◆ Required work
Emit a verbatim copy of the lines running from the line with "Output a JSON" through the end of the material below.

◆ Records for this task
============================================================
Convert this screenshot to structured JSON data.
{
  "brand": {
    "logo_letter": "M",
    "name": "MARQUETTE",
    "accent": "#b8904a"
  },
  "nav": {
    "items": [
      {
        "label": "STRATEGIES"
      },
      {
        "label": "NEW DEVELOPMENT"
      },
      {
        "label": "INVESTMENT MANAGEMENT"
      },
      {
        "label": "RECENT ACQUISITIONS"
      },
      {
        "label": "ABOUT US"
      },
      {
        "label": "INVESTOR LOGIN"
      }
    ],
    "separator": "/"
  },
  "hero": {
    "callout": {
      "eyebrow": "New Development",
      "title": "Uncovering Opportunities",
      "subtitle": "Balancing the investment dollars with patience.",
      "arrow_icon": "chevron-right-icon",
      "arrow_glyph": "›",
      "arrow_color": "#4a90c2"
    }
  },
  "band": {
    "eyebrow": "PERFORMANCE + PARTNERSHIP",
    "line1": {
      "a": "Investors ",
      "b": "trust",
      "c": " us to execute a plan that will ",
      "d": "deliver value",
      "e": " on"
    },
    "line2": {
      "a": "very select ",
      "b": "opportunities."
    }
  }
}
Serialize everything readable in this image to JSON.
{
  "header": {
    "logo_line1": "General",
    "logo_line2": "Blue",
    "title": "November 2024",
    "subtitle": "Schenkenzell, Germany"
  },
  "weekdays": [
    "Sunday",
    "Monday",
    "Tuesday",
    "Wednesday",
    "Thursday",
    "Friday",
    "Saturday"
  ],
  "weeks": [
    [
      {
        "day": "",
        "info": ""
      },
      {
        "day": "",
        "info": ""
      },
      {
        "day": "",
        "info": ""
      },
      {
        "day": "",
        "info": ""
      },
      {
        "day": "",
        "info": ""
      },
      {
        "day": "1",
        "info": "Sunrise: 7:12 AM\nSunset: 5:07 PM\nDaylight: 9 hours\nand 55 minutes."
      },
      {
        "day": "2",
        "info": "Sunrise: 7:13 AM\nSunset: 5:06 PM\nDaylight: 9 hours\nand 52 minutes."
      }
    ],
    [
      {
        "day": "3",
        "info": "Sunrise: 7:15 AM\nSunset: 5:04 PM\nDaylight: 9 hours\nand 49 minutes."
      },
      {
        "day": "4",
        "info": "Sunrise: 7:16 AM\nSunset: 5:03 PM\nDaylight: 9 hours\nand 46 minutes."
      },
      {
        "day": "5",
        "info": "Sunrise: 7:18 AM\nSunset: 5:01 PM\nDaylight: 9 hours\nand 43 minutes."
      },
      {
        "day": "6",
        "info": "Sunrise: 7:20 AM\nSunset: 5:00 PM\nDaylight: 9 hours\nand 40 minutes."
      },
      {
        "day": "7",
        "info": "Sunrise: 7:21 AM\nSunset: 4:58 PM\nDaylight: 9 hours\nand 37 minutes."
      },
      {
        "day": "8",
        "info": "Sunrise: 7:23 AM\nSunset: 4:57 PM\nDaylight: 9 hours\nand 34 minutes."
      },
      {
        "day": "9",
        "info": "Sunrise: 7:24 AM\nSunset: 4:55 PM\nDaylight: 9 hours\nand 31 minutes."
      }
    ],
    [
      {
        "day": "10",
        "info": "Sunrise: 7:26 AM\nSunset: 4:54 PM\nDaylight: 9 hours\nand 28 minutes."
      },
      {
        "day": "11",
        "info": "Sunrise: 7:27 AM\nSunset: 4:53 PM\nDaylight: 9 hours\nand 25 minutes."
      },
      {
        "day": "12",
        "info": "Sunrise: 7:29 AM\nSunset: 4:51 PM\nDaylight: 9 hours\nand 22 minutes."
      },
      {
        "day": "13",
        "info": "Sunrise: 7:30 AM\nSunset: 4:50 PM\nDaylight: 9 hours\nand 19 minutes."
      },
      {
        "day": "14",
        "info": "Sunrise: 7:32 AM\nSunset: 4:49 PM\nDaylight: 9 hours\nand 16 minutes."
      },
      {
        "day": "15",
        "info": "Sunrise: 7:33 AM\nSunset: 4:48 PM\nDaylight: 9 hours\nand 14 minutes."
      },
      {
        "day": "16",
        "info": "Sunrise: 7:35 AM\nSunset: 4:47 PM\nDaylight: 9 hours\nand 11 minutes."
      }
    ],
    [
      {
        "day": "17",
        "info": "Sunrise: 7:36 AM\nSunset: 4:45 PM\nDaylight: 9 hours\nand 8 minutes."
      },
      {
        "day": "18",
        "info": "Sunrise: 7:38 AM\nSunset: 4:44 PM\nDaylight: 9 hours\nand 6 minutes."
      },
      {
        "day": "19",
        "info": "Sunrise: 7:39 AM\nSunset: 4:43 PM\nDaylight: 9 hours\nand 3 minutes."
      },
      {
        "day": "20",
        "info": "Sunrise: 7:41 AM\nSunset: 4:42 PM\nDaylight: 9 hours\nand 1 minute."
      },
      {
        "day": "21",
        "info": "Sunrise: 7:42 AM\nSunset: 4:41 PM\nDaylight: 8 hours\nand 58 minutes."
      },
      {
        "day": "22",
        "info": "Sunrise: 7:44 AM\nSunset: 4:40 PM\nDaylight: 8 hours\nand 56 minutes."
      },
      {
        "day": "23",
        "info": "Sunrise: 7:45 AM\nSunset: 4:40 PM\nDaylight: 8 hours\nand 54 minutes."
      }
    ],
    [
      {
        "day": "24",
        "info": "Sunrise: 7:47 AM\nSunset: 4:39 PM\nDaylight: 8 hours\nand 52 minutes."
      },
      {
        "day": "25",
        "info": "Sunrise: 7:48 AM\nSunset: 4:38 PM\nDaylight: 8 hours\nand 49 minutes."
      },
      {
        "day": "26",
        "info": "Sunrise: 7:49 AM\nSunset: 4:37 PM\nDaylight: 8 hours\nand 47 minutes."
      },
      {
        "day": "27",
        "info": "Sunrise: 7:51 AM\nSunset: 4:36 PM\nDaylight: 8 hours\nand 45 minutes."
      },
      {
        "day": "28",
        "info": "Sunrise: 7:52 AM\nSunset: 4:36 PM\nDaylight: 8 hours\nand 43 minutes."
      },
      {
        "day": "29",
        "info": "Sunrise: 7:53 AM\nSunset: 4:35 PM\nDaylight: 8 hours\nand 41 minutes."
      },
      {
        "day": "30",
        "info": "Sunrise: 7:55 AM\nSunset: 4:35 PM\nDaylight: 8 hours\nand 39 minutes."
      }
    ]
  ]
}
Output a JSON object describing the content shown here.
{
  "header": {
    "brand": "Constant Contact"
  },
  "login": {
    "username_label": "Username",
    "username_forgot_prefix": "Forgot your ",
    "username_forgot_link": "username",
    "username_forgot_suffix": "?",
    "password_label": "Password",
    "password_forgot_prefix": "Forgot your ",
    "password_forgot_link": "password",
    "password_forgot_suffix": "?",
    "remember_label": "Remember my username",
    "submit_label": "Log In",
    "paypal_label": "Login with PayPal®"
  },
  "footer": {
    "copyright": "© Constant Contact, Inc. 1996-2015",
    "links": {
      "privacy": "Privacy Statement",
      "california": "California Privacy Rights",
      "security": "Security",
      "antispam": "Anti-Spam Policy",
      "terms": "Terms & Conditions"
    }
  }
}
============================================================
◆ Solution to the problem
Output a JSON object describing the content shown here.
{
  "header": {
    "brand": "Constant Contact"
  },
  "login": {
    "username_label": "Username",
    "username_forgot_prefix": "Forgot your ",
    "username_forgot_link": "username",
    "username_forgot_suffix": "?",
    "password_label": "Password",
    "password_forgot_prefix": "Forgot your ",
    "password_forgot_link": "password",
    "password_forgot_suffix": "?",
    "remember_label": "Remember my username",
    "submit_label": "Log In",
    "paypal_label": "Login with PayPal®"
  },
  "footer": {
    "copyright": "© Constant Contact, Inc. 1996-2015",
    "links": {
      "privacy": "Privacy Statement",
      "california": "California Privacy Rights",
      "security": "Security",
      "antispam": "Anti-Spam Policy",
      "terms": "Terms & Conditions"
    }
  }
}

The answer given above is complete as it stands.